### Given entries
===

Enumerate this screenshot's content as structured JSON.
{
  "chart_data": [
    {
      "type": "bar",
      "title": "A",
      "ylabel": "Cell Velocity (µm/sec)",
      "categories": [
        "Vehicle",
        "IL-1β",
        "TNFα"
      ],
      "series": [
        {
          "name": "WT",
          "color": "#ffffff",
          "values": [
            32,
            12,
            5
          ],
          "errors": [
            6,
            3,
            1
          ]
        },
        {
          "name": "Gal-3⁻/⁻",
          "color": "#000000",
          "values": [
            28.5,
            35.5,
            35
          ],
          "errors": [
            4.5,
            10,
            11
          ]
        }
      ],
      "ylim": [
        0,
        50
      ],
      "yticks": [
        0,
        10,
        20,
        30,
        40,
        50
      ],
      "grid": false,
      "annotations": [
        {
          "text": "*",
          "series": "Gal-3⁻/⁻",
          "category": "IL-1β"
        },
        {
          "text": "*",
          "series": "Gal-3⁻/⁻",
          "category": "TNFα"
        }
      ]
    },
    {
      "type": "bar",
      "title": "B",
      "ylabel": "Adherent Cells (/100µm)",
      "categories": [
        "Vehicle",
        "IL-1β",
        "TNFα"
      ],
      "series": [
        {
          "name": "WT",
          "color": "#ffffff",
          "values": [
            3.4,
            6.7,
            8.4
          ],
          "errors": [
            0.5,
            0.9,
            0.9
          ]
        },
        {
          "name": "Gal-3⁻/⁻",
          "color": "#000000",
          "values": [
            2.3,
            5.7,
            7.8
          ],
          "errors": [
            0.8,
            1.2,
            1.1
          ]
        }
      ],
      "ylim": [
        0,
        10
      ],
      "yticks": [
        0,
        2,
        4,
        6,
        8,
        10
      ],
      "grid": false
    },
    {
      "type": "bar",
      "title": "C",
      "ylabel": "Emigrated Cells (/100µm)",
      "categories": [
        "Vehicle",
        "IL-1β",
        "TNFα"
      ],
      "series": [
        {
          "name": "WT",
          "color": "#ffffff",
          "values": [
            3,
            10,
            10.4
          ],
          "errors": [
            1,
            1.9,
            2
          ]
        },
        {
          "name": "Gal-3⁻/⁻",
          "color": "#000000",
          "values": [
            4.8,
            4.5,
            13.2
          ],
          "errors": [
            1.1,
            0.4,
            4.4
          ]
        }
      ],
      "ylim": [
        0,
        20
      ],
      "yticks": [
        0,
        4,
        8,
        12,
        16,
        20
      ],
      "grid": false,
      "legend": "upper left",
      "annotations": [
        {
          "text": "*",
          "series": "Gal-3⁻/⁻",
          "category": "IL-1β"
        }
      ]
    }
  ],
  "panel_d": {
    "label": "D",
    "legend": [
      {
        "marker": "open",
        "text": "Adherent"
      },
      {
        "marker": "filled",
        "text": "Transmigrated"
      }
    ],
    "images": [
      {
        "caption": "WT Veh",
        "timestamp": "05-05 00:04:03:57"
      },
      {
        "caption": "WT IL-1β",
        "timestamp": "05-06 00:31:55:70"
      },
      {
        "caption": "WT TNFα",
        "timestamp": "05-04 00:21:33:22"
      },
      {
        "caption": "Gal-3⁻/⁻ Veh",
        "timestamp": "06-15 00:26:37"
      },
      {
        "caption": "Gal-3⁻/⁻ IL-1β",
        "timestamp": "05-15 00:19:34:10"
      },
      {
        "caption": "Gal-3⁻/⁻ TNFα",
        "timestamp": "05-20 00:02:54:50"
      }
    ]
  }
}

===

### Work order
Retype all the data verbatim.

### Answer for this exercise
Enumerate this screenshot's content as structured JSON.
{
  "chart_data": [
    {
      "type": "bar",
      "title": "A",
      "ylabel": "Cell Velocity (µm/sec)",
      "categories": [
        "Vehicle",
        "IL-1β",
        "TNFα"
      ],
      "series": [
        {
          "name": "WT",
          "color": "#ffffff",
          "values": [
            32,
            12,
            5
          ],
          "errors": [
            6,
            3,
            1
          ]
        },
        {
          "name": "Gal-3⁻/⁻",
          "color": "#000000",
          "values": [
            28.5,
            35.5,
            35
          ],
          "errors": [
            4.5,
            10,
            11
          ]
        }
      ],
      "ylim": [
        0,
        50
      ],
      "yticks": [
        0,
        10,
        20,
        30,
        40,
        50
      ],
      "grid": false,
      "annotations": [
        {
          "text": "*",
          "series": "Gal-3⁻/⁻",
          "category": "IL-1β"
        },
        {
          "text": "*",
          "series": "Gal-3⁻/⁻",
          "category": "TNFα"
        }
      ]
    },
    {
      "type": "bar",
      "title": "B",
      "ylabel": "Adherent Cells (/100µm)",
      "categories": [
        "Vehicle",
        "IL-1β",
        "TNFα"
      ],
      "series": [
        {
          "name": "WT",
          "color": "#ffffff",
          "values": [
            3.4,
            6.7,
            8.4
          ],
          "errors": [
            0.5,
            0.9,
            0.9
          ]
        },
        {
          "name": "Gal-3⁻/⁻",
          "color": "#000000",
          "values": [
            2.3,
            5.7,
            7.8
          ],
          "errors": [
            0.8,
            1.2,
            1.1
          ]
        }
      ],
      "ylim": [
        0,
        10
      ],
      "yticks": [
        0,
        2,
        4,
        6,
        8,
        10
      ],
      "grid": false
    },
    {
      "type": "bar",
      "title": "C",
      "ylabel": "Emigrated Cells (/100µm)",
      "categories": [
        "Vehicle",
        "IL-1β",
        "TNFα"
      ],
      "series": [
        {
          "name": "WT",
          "color": "#ffffff",
          "values": [
            3,
            10,
            10.4
          ],
          "errors": [
            1,
            1.9,
            2
          ]
        },
        {
          "name": "Gal-3⁻/⁻",
          "color": "#000000",
          "values": [
            4.8,
            4.5,
            13.2
          ],
          "errors": [
            1.1,
            0.4,
            4.4
          ]
        }
      ],
      "ylim": [
        0,
        20
      ],
      "yticks": [
        0,
        4,
        8,
        12,
        16,
        20
      ],
      "grid": false,
      "legend": "upper left",
      "annotations": [
        {
          "text": "*",
          "series": "Gal-3⁻/⁻",
          "category": "IL-1β"
        }
      ]
    }
  ],
  "panel_d": {
    "label": "D",
    "legend": [
      {
        "marker": "open",
        "text": "Adherent"
      },
      {
        "marker": "filled",
        "text": "Transmigrated"
      }
    ],
    "images": [
      {
        "caption": "WT Veh",
        "timestamp": "05-05 00:04:03:57"
      },
      {
        "caption": "WT IL-1β",
        "timestamp": "05-06 00:31:55:70"
      },
      {
        "caption": "WT TNFα",
        "timestamp": "05-04 00:21:33:22"
      },
      {
        "caption": "Gal-3⁻/⁻ Veh",
        "timestamp": "06-15 00:26:37"
      },
      {
        "caption": "Gal-3⁻/⁻ IL-1β",
        "timestamp": "05-15 00:19:34:10"
      },
      {
        "caption": "Gal-3⁻/⁻ TNFα",
        "timestamp": "05-20 00:02:54:50"
      }
    ]
  }
}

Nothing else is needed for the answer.